STATED EXERCISE: Transcribe the listing below word for word.

RAW DATA:
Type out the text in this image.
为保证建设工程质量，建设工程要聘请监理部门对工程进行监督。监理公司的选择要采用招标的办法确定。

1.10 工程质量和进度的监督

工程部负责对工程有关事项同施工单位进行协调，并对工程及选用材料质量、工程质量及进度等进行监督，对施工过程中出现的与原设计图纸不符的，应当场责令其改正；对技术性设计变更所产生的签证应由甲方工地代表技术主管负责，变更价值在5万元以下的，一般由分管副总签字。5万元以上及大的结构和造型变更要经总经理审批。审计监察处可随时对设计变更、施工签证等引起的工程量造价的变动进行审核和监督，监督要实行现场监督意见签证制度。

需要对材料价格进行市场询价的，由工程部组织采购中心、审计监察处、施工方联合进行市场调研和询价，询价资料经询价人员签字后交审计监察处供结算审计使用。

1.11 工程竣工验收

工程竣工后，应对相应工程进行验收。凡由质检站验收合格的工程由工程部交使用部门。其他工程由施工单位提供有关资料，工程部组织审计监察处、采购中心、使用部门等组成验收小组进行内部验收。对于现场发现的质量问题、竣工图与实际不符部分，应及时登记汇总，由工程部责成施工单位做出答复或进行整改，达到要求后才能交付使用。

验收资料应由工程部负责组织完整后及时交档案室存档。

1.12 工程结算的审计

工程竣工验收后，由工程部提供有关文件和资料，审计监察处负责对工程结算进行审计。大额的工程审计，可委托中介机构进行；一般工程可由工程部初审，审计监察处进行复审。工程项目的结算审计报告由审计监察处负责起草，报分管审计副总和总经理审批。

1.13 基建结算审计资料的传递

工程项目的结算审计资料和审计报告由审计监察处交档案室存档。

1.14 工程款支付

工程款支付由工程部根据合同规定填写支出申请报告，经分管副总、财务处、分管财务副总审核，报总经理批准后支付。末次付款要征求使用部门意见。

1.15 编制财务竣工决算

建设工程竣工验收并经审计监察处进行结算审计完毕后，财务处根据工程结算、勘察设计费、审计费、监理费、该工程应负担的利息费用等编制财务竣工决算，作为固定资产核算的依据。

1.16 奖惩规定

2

CORRECT OUTPUT:
Type out the text in this image.
为保证建设工程质量，建设工程要聘请监理部门对工程进行监督。监理公司的选择要采用招标的办法确定。

1.10 工程质量和进度的监督

工程部负责对工程有关事项同施工单位进行协调，并对工程及选用材料质量、工程质量及进度等进行监督，对施工过程中出现的与原设计图纸不符的，应当场责令其改正；对技术性设计变更所产生的签证应由甲方工地代表技术主管负责，变更价值在5万元以下的，一般由分管副总签字。5万元以上及大的结构和造型变更要经总经理审批。审计监察处可随时对设计变更、施工签证等引起的工程量造价的变动进行审核和监督，监督要实行现场监督意见签证制度。

需要对材料价格进行市场询价的，由工程部组织采购中心、审计监察处、施工方联合进行市场调研和询价，询价资料经询价人员签字后交审计监察处供结算审计使用。

1.11 工程竣工验收

工程竣工后，应对相应工程进行验收。凡由质检站验收合格的工程由工程部交使用部门。其他工程由施工单位提供有关资料，工程部组织审计监察处、采购中心、使用部门等组成验收小组进行内部验收。对于现场发现的质量问题、竣工图与实际不符部分，应及时登记汇总，由工程部责成施工单位做出答复或进行整改，达到要求后才能交付使用。

验收资料应由工程部负责组织完整后及时交档案室存档。

1.12 工程结算的审计

工程竣工验收后，由工程部提供有关文件和资料，审计监察处负责对工程结算进行审计。大额的工程审计，可委托中介机构进行；一般工程可由工程部初审，审计监察处进行复审。工程项目的结算审计报告由审计监察处负责起草，报分管审计副总和总经理审批。

1.13 基建结算审计资料的传递

工程项目的结算审计资料和审计报告由审计监察处交档案室存档。

1.14 工程款支付

工程款支付由工程部根据合同规定填写支出申请报告，经分管副总、财务处、分管财务副总审核，报总经理批准后支付。末次付款要征求使用部门意见。

1.15 编制财务竣工决算

建设工程竣工验收并经审计监察处进行结算审计完毕后，财务处根据工程结算、勘察设计费、审计费、监理费、该工程应负担的利息费用等编制财务竣工决算，作为固定资产核算的依据。

1.16 奖惩规定

2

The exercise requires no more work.